Data for processing:
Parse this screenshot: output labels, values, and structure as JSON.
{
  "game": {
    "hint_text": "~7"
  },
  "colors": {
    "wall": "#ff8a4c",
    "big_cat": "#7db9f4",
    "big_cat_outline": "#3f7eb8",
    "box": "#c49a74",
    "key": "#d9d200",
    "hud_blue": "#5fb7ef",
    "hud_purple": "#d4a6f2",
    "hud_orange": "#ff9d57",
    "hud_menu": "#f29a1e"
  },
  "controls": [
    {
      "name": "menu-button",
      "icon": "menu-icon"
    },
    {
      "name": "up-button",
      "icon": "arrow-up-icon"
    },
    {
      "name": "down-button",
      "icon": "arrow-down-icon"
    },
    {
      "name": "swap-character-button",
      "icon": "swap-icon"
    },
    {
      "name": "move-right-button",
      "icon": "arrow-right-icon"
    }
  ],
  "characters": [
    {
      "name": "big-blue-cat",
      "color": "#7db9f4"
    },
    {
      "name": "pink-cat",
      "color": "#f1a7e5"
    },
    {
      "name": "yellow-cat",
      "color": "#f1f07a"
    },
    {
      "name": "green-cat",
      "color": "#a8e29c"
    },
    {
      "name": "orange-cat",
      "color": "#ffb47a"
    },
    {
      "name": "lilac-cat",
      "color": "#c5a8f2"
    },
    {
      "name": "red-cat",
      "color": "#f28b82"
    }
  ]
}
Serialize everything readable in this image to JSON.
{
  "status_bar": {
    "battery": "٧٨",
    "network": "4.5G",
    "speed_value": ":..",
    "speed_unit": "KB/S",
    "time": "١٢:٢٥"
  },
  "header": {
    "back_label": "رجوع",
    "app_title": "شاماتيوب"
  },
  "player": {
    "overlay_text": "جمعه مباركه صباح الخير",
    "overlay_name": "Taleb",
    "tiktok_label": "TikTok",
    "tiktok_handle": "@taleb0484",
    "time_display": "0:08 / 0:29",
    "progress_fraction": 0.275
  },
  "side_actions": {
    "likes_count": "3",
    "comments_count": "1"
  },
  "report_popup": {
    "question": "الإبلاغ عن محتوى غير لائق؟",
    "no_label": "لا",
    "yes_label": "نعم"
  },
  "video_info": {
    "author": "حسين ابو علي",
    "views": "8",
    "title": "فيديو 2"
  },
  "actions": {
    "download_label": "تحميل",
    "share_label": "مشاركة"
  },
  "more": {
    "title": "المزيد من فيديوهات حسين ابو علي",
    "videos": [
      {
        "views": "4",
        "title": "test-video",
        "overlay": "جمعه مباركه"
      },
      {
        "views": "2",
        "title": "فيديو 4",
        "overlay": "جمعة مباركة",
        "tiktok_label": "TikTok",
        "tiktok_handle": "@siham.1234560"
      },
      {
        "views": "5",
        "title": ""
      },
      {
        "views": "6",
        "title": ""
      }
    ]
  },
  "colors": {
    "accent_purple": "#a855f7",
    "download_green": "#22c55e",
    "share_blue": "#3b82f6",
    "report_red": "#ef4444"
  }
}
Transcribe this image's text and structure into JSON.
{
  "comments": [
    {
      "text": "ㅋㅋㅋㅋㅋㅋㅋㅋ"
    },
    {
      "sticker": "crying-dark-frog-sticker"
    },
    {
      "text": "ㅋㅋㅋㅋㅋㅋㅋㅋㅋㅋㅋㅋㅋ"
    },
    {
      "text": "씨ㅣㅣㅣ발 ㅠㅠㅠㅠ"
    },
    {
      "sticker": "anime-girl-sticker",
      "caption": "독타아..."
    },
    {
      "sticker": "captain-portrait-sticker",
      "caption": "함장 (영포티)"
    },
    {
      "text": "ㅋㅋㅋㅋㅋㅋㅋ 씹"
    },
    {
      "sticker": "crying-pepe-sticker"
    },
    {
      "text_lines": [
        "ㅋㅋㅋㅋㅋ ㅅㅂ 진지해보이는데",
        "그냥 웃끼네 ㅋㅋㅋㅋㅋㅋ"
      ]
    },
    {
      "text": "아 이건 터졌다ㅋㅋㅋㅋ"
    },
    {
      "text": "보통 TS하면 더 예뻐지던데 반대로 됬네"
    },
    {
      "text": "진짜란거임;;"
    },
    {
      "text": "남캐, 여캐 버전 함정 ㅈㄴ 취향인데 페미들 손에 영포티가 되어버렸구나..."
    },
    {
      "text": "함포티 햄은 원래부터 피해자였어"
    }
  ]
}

Work to be completed: Exactly reproduce every line of the data above.

Full response:
Parse this screenshot: output labels, values, and structure as JSON.
{
  "game": {
    "hint_text": "~7"
  },
  "colors": {
    "wall": "#ff8a4c",
    "big_cat": "#7db9f4",
    "big_cat_outline": "#3f7eb8",
    "box": "#c49a74",
    "key": "#d9d200",
    "hud_blue": "#5fb7ef",
    "hud_purple": "#d4a6f2",
    "hud_orange": "#ff9d57",
    "hud_menu": "#f29a1e"
  },
  "controls": [
    {
      "name": "menu-button",
      "icon": "menu-icon"
    },
    {
      "name": "up-button",
      "icon": "arrow-up-icon"
    },
    {
      "name": "down-button",
      "icon": "arrow-down-icon"
    },
    {
      "name": "swap-character-button",
      "icon": "swap-icon"
    },
    {
      "name": "move-right-button",
      "icon": "arrow-right-icon"
    }
  ],
  "characters": [
    {
      "name": "big-blue-cat",
      "color": "#7db9f4"
    },
    {
      "name": "pink-cat",
      "color": "#f1a7e5"
    },
    {
      "name": "yellow-cat",
      "color": "#f1f07a"
    },
    {
      "name": "green-cat",
      "color": "#a8e29c"
    },
    {
      "name": "orange-cat",
      "color": "#ffb47a"
    },
    {
      "name": "lilac-cat",
      "color": "#c5a8f2"
    },
    {
      "name": "red-cat",
      "color": "#f28b82"
    }
  ]
}
Serialize everything readable in this image to JSON.
{
  "status_bar": {
    "battery": "٧٨",
    "network": "4.5G",
    "speed_value": ":..",
    "speed_unit": "KB/S",
    "time": "١٢:٢٥"
  },
  "header": {
    "back_label": "رجوع",
    "app_title": "شاماتيوب"
  },
  "player": {
    "overlay_text": "جمعه مباركه صباح الخير",
    "overlay_name": "Taleb",
    "tiktok_label": "TikTok",
    "tiktok_handle": "@taleb0484",
    "time_display": "0:08 / 0:29",
    "progress_fraction": 0.275
  },
  "side_actions": {
    "likes_count": "3",
    "comments_count": "1"
  },
  "report_popup": {
    "question": "الإبلاغ عن محتوى غير لائق؟",
    "no_label": "لا",
    "yes_label": "نعم"
  },
  "video_info": {
    "author": "حسين ابو علي",
    "views": "8",
    "title": "فيديو 2"
  },
  "actions": {
    "download_label": "تحميل",
    "share_label": "مشاركة"
  },
  "more": {
    "title": "المزيد من فيديوهات حسين ابو علي",
    "videos": [
      {
        "views": "4",
        "title": "test-video",
        "overlay": "جمعه مباركه"
      },
      {
        "views": "2",
        "title": "فيديو 4",
        "overlay": "جمعة مباركة",
        "tiktok_label": "TikTok",
        "tiktok_handle": "@siham.1234560"
      },
      {
        "views": "5",
        "title": ""
      },
      {
        "views": "6",
        "title": ""
      }
    ]
  },
  "colors": {
    "accent_purple": "#a855f7",
    "download_green": "#22c55e",
    "share_blue": "#3b82f6",
    "report_red": "#ef4444"
  }
}
Transcribe this image's text and structure into JSON.
{
  "comments": [
    {
      "text": "ㅋㅋㅋㅋㅋㅋㅋㅋ"
    },
    {
      "sticker": "crying-dark-frog-sticker"
    },
    {
      "text": "ㅋㅋㅋㅋㅋㅋㅋㅋㅋㅋㅋㅋㅋ"
    },
    {
      "text": "씨ㅣㅣㅣ발 ㅠㅠㅠㅠ"
    },
    {
      "sticker": "anime-girl-sticker",
      "caption": "독타아..."
    },
    {
      "sticker": "captain-portrait-sticker",
      "caption": "함장 (영포티)"
    },
    {
      "text": "ㅋㅋㅋㅋㅋㅋㅋ 씹"
    },
    {
      "sticker": "crying-pepe-sticker"
    },
    {
      "text_lines": [
        "ㅋㅋㅋㅋㅋ ㅅㅂ 진지해보이는데",
        "그냥 웃끼네 ㅋㅋㅋㅋㅋㅋ"
      ]
    },
    {
      "text": "아 이건 터졌다ㅋㅋㅋㅋ"
    },
    {
      "text": "보통 TS하면 더 예뻐지던데 반대로 됬네"
    },
    {
      "text": "진짜란거임;;"
    },
    {
      "text": "남캐, 여캐 버전 함정 ㅈㄴ 취향인데 페미들 손에 영포티가 되어버렸구나..."
    },
    {
      "text": "함포티 햄은 원래부터 피해자였어"
    }
  ]
}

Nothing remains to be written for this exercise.